• **Job**: Isolate every line in the records below with "的口令后" in it.

Records from a data collection:
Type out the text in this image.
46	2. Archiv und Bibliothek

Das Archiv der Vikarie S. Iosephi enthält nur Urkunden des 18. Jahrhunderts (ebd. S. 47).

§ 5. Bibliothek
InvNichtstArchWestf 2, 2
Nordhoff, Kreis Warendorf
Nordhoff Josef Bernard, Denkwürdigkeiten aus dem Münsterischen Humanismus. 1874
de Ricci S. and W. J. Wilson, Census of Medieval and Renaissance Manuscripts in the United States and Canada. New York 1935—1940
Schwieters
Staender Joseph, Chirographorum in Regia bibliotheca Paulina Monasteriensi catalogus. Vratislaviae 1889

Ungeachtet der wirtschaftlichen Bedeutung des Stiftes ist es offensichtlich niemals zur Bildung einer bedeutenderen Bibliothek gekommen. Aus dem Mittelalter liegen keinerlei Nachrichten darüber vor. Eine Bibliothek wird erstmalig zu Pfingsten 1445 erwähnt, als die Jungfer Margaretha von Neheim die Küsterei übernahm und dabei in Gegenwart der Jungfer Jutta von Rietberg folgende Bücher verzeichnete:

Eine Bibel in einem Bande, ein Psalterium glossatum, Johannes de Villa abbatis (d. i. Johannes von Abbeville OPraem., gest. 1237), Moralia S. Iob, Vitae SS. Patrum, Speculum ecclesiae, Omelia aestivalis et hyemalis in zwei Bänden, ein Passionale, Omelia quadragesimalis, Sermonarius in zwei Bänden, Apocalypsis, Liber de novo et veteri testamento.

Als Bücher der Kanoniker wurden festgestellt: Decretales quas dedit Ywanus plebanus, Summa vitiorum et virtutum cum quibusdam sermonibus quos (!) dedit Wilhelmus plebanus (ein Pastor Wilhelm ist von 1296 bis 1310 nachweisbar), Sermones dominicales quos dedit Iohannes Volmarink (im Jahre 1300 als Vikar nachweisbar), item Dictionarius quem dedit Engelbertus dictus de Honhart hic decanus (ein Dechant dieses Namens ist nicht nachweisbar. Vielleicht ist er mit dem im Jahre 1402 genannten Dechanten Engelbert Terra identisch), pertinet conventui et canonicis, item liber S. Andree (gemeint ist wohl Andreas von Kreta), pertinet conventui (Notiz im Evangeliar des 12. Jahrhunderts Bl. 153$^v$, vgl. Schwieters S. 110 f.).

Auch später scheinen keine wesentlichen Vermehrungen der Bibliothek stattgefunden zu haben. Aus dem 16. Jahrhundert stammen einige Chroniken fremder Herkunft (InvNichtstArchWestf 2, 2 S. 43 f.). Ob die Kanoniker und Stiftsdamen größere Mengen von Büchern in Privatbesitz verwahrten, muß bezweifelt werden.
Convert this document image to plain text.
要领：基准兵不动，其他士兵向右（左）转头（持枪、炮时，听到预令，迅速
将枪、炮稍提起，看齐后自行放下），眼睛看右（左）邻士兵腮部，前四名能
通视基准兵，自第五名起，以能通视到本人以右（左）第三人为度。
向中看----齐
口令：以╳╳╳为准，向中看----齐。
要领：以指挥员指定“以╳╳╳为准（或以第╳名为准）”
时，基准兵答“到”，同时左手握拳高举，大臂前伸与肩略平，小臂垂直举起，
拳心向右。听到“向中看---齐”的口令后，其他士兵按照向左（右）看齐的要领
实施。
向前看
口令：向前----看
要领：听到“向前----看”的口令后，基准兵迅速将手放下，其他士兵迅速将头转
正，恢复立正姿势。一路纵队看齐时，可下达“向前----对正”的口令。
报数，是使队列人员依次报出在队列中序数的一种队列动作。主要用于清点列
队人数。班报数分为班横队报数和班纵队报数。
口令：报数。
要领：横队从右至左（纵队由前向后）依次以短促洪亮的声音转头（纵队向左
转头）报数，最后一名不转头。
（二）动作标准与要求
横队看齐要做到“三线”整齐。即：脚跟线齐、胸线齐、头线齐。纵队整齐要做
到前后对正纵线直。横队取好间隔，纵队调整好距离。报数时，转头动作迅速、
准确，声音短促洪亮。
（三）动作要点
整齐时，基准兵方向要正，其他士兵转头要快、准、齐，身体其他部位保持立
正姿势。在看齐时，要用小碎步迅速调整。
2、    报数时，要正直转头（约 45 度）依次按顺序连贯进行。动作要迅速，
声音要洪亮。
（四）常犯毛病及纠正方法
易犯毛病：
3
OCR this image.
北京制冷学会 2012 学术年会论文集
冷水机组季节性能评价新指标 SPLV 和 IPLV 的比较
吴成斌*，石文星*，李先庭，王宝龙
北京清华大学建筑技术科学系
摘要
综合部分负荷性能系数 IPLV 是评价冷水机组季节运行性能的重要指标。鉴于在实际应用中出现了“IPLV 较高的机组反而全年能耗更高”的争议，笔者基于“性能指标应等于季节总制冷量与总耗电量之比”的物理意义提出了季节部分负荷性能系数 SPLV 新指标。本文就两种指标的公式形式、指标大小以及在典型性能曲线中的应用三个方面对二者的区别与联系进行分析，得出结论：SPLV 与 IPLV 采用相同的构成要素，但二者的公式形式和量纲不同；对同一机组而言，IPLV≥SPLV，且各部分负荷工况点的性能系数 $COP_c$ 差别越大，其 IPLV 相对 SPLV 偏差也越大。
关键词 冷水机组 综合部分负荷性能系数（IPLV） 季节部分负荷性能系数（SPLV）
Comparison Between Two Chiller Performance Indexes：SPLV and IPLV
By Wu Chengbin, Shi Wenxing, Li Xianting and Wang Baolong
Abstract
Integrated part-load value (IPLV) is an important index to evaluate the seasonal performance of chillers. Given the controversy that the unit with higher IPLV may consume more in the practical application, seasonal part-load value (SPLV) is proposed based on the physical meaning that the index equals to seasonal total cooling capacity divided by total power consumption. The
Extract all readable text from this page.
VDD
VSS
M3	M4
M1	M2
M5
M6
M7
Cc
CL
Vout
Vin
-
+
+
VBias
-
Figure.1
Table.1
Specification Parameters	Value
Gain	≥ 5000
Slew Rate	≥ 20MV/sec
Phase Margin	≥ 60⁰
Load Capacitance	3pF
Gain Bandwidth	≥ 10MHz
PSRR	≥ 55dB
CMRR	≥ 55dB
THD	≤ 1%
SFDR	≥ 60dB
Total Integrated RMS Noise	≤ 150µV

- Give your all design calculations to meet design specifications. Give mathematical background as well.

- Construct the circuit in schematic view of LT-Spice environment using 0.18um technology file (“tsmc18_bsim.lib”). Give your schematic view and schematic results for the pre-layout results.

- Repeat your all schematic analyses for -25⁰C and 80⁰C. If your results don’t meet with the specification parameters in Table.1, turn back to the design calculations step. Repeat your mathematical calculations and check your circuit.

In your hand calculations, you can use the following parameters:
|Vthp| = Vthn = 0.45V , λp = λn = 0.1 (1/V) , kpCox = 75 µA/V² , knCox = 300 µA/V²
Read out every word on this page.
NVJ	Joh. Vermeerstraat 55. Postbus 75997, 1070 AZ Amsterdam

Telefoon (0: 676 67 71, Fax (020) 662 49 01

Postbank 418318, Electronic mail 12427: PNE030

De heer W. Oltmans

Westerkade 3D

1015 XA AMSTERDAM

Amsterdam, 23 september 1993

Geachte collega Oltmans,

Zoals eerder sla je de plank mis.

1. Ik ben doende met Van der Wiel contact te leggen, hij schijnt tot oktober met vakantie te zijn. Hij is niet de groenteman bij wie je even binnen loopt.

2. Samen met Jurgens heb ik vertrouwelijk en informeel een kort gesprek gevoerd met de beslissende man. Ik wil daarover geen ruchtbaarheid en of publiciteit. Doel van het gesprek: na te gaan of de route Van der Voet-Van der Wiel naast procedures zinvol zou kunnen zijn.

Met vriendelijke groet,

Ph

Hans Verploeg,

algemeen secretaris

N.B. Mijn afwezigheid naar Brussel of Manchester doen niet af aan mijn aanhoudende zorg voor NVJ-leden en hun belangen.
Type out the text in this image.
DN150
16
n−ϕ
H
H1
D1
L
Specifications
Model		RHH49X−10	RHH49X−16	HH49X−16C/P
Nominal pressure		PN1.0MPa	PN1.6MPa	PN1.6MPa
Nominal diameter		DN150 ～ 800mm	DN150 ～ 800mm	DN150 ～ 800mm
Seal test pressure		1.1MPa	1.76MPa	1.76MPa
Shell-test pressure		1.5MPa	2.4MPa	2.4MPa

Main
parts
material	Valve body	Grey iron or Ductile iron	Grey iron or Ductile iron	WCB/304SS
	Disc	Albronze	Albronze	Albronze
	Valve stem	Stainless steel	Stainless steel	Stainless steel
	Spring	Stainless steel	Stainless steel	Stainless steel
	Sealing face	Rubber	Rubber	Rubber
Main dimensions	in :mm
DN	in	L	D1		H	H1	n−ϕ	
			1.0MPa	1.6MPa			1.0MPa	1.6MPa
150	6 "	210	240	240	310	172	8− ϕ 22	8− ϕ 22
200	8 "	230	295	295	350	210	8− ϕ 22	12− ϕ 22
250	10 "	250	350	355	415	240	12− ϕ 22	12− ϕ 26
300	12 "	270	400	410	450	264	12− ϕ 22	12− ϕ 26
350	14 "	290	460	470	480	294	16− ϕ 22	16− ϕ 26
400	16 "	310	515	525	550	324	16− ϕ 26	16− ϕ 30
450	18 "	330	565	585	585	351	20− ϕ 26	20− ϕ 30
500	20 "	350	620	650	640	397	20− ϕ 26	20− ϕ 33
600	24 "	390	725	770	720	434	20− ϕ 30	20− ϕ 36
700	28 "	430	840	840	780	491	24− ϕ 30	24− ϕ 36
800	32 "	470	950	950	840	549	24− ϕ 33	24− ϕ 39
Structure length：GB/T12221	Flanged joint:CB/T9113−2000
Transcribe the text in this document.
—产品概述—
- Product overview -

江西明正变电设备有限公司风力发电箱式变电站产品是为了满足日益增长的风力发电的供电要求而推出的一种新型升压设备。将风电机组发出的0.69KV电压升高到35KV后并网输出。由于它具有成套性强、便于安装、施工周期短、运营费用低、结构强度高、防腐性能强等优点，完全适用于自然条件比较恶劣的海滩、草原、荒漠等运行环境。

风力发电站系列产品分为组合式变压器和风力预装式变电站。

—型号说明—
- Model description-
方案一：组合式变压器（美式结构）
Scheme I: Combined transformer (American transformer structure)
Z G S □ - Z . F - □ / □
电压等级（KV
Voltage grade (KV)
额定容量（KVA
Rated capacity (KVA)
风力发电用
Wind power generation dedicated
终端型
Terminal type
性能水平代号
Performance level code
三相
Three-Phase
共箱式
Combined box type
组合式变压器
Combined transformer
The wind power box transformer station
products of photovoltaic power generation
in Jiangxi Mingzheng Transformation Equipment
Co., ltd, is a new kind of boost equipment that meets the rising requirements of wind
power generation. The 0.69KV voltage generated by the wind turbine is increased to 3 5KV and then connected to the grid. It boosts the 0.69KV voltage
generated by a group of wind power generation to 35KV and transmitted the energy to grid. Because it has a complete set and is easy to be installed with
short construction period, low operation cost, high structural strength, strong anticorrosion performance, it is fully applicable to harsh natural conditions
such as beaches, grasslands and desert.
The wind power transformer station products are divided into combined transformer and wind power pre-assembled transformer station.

• **Solution for this exercise**:
拳心向右。听到“向中看---齐”的口令后，其他士兵按照向左（右）看齐的要领
要领：听到“向前----看”的口令后，基准兵迅速将手放下，其他士兵迅速将头转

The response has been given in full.